### Records from a data collection
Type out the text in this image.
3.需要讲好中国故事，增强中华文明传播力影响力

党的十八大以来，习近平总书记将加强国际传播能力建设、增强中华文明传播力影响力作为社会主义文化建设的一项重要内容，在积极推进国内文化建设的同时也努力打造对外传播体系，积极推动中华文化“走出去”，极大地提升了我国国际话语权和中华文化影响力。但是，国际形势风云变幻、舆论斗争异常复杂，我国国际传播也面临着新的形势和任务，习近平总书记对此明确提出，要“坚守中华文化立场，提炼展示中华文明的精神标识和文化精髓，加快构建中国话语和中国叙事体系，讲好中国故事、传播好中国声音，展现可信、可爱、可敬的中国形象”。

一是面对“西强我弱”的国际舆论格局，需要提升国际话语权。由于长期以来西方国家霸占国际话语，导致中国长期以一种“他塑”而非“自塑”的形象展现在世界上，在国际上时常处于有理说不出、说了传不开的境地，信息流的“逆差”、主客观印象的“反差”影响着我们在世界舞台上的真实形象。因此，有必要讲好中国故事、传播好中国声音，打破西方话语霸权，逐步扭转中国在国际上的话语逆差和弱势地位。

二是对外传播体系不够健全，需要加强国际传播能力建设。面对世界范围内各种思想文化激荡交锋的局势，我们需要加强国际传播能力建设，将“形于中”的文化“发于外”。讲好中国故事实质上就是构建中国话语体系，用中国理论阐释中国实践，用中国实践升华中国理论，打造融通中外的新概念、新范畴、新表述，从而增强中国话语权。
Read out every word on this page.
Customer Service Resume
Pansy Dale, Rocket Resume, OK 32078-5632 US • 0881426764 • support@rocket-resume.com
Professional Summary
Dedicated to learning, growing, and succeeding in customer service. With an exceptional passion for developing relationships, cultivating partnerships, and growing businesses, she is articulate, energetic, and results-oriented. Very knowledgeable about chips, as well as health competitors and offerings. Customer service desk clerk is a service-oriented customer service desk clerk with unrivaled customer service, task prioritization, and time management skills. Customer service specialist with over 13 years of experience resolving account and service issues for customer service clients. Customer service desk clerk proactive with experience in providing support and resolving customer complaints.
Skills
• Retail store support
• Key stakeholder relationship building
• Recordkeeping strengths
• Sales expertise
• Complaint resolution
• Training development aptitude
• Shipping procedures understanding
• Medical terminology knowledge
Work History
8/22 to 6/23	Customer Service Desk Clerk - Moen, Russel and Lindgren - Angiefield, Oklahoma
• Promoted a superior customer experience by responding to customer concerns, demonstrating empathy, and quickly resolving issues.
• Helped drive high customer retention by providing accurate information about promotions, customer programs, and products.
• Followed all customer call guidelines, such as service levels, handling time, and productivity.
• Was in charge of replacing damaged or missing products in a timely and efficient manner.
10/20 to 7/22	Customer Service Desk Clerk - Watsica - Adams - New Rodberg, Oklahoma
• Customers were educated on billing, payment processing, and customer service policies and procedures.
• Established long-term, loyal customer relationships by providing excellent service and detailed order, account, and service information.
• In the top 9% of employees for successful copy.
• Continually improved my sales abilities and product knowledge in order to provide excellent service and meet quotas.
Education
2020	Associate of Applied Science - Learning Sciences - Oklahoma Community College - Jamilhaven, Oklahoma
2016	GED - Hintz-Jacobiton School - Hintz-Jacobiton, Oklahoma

### Work to be completed
Copy every line above that holds the word "information".

### Solution to the exercise
• Helped drive high customer retention by providing accurate information about promotions, customer programs, and products.
• Established long-term, loyal customer relationships by providing excellent service and detailed order, account, and service information.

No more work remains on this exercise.